[Stored data]
<<<<

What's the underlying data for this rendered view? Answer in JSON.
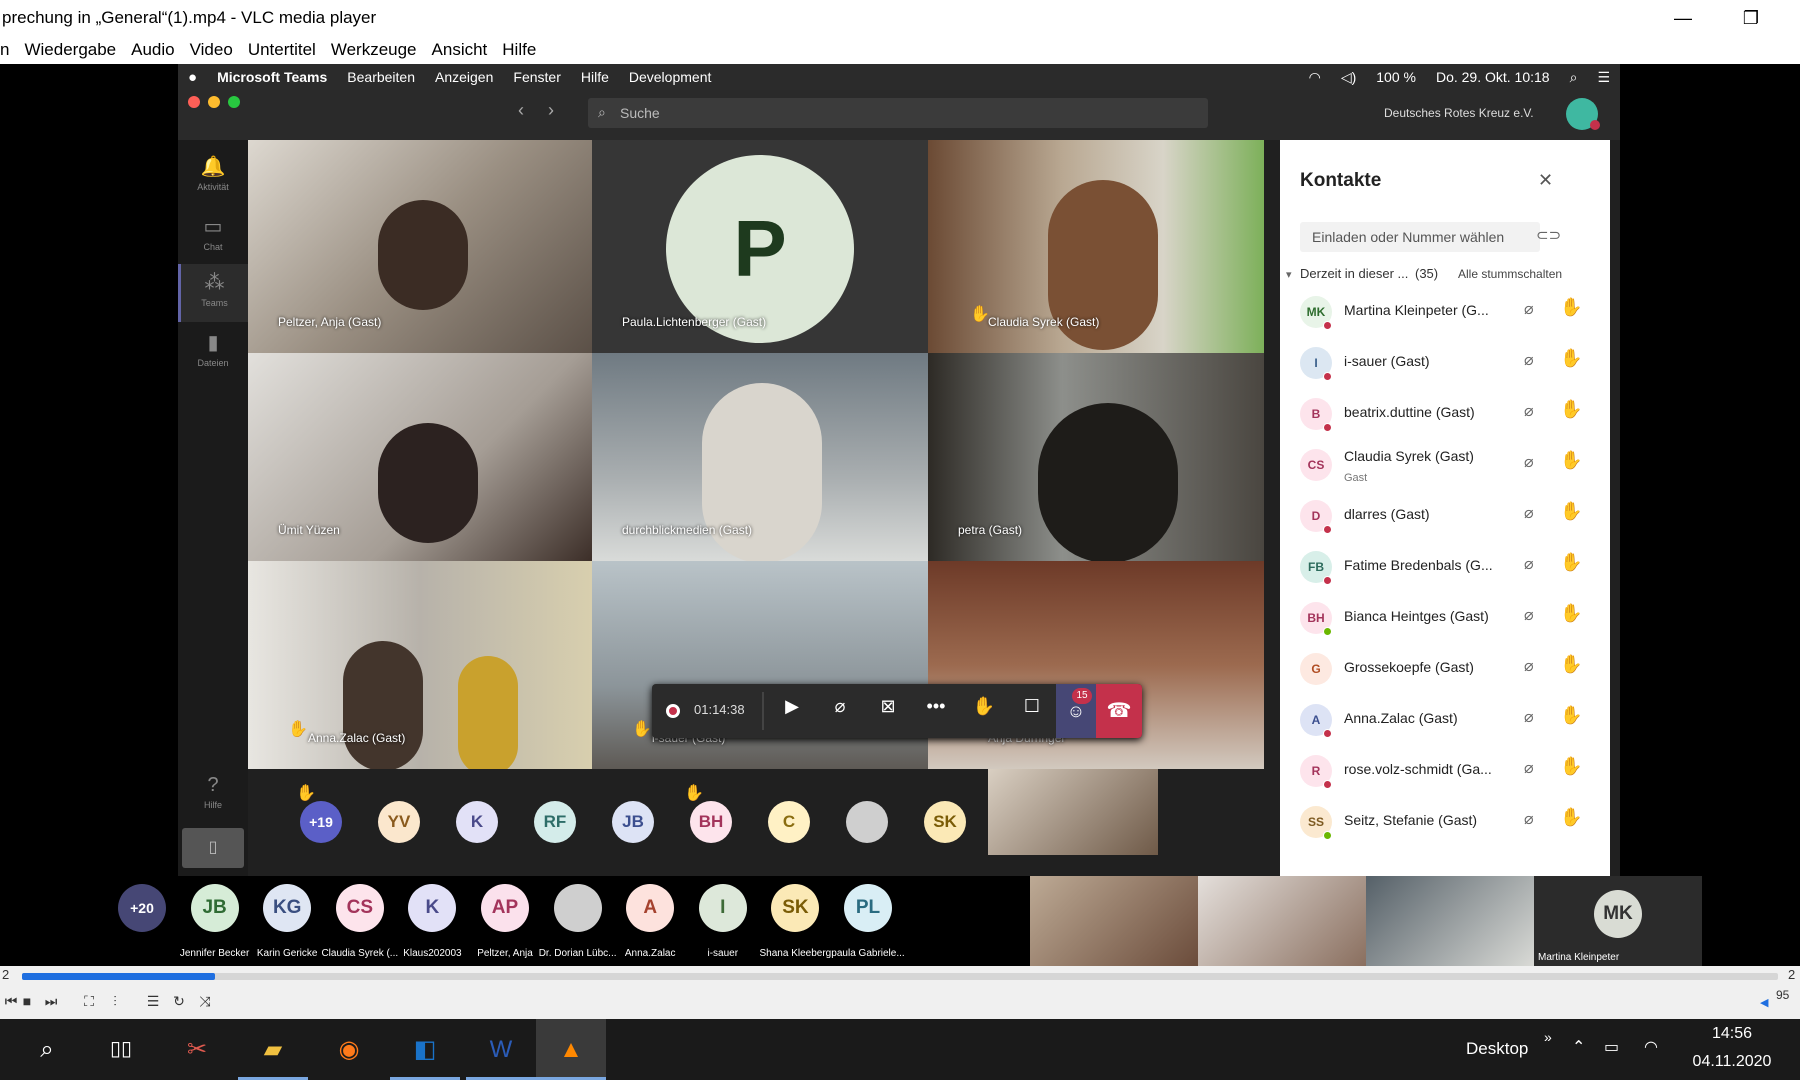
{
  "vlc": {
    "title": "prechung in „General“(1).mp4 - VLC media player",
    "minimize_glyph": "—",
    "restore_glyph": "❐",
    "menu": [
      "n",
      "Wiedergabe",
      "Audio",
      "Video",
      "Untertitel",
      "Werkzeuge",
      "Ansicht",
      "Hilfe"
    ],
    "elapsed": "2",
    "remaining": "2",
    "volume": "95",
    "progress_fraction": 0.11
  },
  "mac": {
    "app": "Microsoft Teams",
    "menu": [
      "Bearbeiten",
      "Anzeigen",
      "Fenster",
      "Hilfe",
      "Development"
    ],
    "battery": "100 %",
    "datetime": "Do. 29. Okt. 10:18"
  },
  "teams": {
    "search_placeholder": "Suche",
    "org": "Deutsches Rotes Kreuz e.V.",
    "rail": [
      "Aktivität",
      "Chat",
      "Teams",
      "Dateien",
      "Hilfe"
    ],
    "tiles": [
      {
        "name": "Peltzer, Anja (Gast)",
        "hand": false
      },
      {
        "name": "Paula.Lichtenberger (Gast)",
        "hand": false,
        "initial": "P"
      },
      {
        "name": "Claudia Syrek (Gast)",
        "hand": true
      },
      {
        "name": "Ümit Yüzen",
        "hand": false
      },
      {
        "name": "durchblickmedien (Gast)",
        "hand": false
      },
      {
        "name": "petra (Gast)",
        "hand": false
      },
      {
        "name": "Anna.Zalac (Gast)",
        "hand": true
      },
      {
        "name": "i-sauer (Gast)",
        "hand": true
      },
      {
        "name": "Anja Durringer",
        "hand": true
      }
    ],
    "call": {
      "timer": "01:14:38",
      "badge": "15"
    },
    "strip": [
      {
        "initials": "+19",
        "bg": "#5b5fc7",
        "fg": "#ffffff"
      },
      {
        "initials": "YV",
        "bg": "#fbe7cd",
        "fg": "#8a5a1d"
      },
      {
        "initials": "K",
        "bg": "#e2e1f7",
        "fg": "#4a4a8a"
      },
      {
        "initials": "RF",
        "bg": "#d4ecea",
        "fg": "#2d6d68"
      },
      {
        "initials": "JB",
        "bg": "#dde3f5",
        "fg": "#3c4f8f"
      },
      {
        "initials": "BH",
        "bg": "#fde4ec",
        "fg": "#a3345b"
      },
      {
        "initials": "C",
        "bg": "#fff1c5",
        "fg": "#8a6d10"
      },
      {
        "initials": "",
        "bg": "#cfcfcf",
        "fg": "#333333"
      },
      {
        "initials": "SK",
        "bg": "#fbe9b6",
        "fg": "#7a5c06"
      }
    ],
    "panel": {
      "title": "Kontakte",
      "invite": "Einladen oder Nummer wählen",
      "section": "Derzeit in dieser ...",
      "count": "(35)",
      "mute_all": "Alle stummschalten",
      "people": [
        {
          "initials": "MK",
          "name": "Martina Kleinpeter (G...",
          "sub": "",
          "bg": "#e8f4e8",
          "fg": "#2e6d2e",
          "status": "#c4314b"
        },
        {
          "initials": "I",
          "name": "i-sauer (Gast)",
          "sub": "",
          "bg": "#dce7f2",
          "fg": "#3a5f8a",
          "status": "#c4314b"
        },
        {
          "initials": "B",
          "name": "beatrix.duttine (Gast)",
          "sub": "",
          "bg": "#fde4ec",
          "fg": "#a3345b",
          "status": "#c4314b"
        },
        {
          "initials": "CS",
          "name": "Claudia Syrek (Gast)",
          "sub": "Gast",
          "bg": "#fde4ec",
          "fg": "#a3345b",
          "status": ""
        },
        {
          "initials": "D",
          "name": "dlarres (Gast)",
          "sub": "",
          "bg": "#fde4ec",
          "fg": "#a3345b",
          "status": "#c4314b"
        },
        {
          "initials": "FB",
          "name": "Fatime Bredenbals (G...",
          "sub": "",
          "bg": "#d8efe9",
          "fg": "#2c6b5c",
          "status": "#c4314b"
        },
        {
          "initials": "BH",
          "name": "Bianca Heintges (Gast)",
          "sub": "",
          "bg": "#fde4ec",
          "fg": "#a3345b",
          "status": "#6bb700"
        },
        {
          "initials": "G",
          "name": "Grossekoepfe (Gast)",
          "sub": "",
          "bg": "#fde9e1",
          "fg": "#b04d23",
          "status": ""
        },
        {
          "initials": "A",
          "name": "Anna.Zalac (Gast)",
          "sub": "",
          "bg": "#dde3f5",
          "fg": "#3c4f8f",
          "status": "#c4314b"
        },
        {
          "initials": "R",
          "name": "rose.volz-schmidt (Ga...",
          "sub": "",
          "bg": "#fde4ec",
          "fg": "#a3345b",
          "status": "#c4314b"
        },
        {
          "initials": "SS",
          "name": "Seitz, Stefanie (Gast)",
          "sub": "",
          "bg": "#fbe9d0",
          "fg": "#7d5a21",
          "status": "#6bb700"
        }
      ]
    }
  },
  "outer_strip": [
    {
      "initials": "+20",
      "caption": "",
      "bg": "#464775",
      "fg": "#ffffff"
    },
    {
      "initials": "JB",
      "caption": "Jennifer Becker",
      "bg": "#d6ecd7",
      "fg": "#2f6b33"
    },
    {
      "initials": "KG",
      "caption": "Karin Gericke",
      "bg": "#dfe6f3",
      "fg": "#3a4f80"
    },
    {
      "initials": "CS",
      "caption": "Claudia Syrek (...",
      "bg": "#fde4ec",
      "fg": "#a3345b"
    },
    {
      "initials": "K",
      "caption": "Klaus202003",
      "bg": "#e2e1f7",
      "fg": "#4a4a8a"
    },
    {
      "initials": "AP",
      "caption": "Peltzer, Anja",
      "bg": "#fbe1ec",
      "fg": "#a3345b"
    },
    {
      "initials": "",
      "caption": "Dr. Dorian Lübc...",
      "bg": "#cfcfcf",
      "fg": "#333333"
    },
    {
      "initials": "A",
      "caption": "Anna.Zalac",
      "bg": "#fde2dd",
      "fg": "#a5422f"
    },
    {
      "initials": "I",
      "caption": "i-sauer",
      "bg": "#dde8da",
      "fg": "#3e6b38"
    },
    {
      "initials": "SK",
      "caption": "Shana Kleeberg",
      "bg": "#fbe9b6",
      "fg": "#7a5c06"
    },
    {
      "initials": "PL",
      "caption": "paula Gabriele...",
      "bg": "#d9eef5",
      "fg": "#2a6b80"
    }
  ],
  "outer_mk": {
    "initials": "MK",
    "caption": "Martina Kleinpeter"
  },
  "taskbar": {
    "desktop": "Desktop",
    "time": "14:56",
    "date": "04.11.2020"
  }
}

>>>>

PROBLEM DESCRIPTION: Extract all the entries word for word; omit any pictures.

CORRECT ANSWER:
What's the underlying data for this rendered view? Answer in JSON.
{
  "vlc": {
    "title": "prechung in „General“(1).mp4 - VLC media player",
    "minimize_glyph": "—",
    "restore_glyph": "❐",
    "menu": [
      "n",
      "Wiedergabe",
      "Audio",
      "Video",
      "Untertitel",
      "Werkzeuge",
      "Ansicht",
      "Hilfe"
    ],
    "elapsed": "2",
    "remaining": "2",
    "volume": "95",
    "progress_fraction": 0.11
  },
  "mac": {
    "app": "Microsoft Teams",
    "menu": [
      "Bearbeiten",
      "Anzeigen",
      "Fenster",
      "Hilfe",
      "Development"
    ],
    "battery": "100 %",
    "datetime": "Do. 29. Okt. 10:18"
  },
  "teams": {
    "search_placeholder": "Suche",
    "org": "Deutsches Rotes Kreuz e.V.",
    "rail": [
      "Aktivität",
      "Chat",
      "Teams",
      "Dateien",
      "Hilfe"
    ],
    "tiles": [
      {
        "name": "Peltzer, Anja (Gast)",
        "hand": false
      },
      {
        "name": "Paula.Lichtenberger (Gast)",
        "hand": false,
        "initial": "P"
      },
      {
        "name": "Claudia Syrek (Gast)",
        "hand": true
      },
      {
        "name": "Ümit Yüzen",
        "hand": false
      },
      {
        "name": "durchblickmedien (Gast)",
        "hand": false
      },
      {
        "name": "petra (Gast)",
        "hand": false
      },
      {
        "name": "Anna.Zalac (Gast)",
        "hand": true
      },
      {
        "name": "i-sauer (Gast)",
        "hand": true
      },
      {
        "name": "Anja Durringer",
        "hand": true
      }
    ],
    "call": {
      "timer": "01:14:38",
      "badge": "15"
    },
    "strip": [
      {
        "initials": "+19",
        "bg": "#5b5fc7",
        "fg": "#ffffff"
      },
      {
        "initials": "YV",
        "bg": "#fbe7cd",
        "fg": "#8a5a1d"
      },
      {
        "initials": "K",
        "bg": "#e2e1f7",
        "fg": "#4a4a8a"
      },
      {
        "initials": "RF",
        "bg": "#d4ecea",
        "fg": "#2d6d68"
      },
      {
        "initials": "JB",
        "bg": "#dde3f5",
        "fg": "#3c4f8f"
      },
      {
        "initials": "BH",
        "bg": "#fde4ec",
        "fg": "#a3345b"
      },
      {
        "initials": "C",
        "bg": "#fff1c5",
        "fg": "#8a6d10"
      },
      {
        "initials": "",
        "bg": "#cfcfcf",
        "fg": "#333333"
      },
      {
        "initials": "SK",
        "bg": "#fbe9b6",
        "fg": "#7a5c06"
      }
    ],
    "panel": {
      "title": "Kontakte",
      "invite": "Einladen oder Nummer wählen",
      "section": "Derzeit in dieser ...",
      "count": "(35)",
      "mute_all": "Alle stummschalten",
      "people": [
        {
          "initials": "MK",
          "name": "Martina Kleinpeter (G...",
          "sub": "",
          "bg": "#e8f4e8",
          "fg": "#2e6d2e",
          "status": "#c4314b"
        },
        {
          "initials": "I",
          "name": "i-sauer (Gast)",
          "sub": "",
          "bg": "#dce7f2",
          "fg": "#3a5f8a",
          "status": "#c4314b"
        },
        {
          "initials": "B",
          "name": "beatrix.duttine (Gast)",
          "sub": "",
          "bg": "#fde4ec",
          "fg": "#a3345b",
          "status": "#c4314b"
        },
        {
          "initials": "CS",
          "name": "Claudia Syrek (Gast)",
          "sub": "Gast",
          "bg": "#fde4ec",
          "fg": "#a3345b",
          "status": ""
        },
        {
          "initials": "D",
          "name": "dlarres (Gast)",
          "sub": "",
          "bg": "#fde4ec",
          "fg": "#a3345b",
          "status": "#c4314b"
        },
        {
          "initials": "FB",
          "name": "Fatime Bredenbals (G...",
          "sub": "",
          "bg": "#d8efe9",
          "fg": "#2c6b5c",
          "status": "#c4314b"
        },
        {
          "initials": "BH",
          "name": "Bianca Heintges (Gast)",
          "sub": "",
          "bg": "#fde4ec",
          "fg": "#a3345b",
          "status": "#6bb700"
        },
        {
          "initials": "G",
          "name": "Grossekoepfe (Gast)",
          "sub": "",
          "bg": "#fde9e1",
          "fg": "#b04d23",
          "status": ""
        },
        {
          "initials": "A",
          "name": "Anna.Zalac (Gast)",
          "sub": "",
          "bg": "#dde3f5",
          "fg": "#3c4f8f",
          "status": "#c4314b"
        },
        {
          "initials": "R",
          "name": "rose.volz-schmidt (Ga...",
          "sub": "",
          "bg": "#fde4ec",
          "fg": "#a3345b",
          "status": "#c4314b"
        },
        {
          "initials": "SS",
          "name": "Seitz, Stefanie (Gast)",
          "sub": "",
          "bg": "#fbe9d0",
          "fg": "#7d5a21",
          "status": "#6bb700"
        }
      ]
    }
  },
  "outer_strip": [
    {
      "initials": "+20",
      "caption": "",
      "bg": "#464775",
      "fg": "#ffffff"
    },
    {
      "initials": "JB",
      "caption": "Jennifer Becker",
      "bg": "#d6ecd7",
      "fg": "#2f6b33"
    },
    {
      "initials": "KG",
      "caption": "Karin Gericke",
      "bg": "#dfe6f3",
      "fg": "#3a4f80"
    },
    {
      "initials": "CS",
      "caption": "Claudia Syrek (...",
      "bg": "#fde4ec",
      "fg": "#a3345b"
    },
    {
      "initials": "K",
      "caption": "Klaus202003",
      "bg": "#e2e1f7",
      "fg": "#4a4a8a"
    },
    {
      "initials": "AP",
      "caption": "Peltzer, Anja",
      "bg": "#fbe1ec",
      "fg": "#a3345b"
    },
    {
      "initials": "",
      "caption": "Dr. Dorian Lübc...",
      "bg": "#cfcfcf",
      "fg": "#333333"
    },
    {
      "initials": "A",
      "caption": "Anna.Zalac",
      "bg": "#fde2dd",
      "fg": "#a5422f"
    },
    {
      "initials": "I",
      "caption": "i-sauer",
      "bg": "#dde8da",
      "fg": "#3e6b38"
    },
    {
      "initials": "SK",
      "caption": "Shana Kleeberg",
      "bg": "#fbe9b6",
      "fg": "#7a5c06"
    },
    {
      "initials": "PL",
      "caption": "paula Gabriele...",
      "bg": "#d9eef5",
      "fg": "#2a6b80"
    }
  ],
  "outer_mk": {
    "initials": "MK",
    "caption": "Martina Kleinpeter"
  },
  "taskbar": {
    "desktop": "Desktop",
    "time": "14:56",
    "date": "04.11.2020"
  }
}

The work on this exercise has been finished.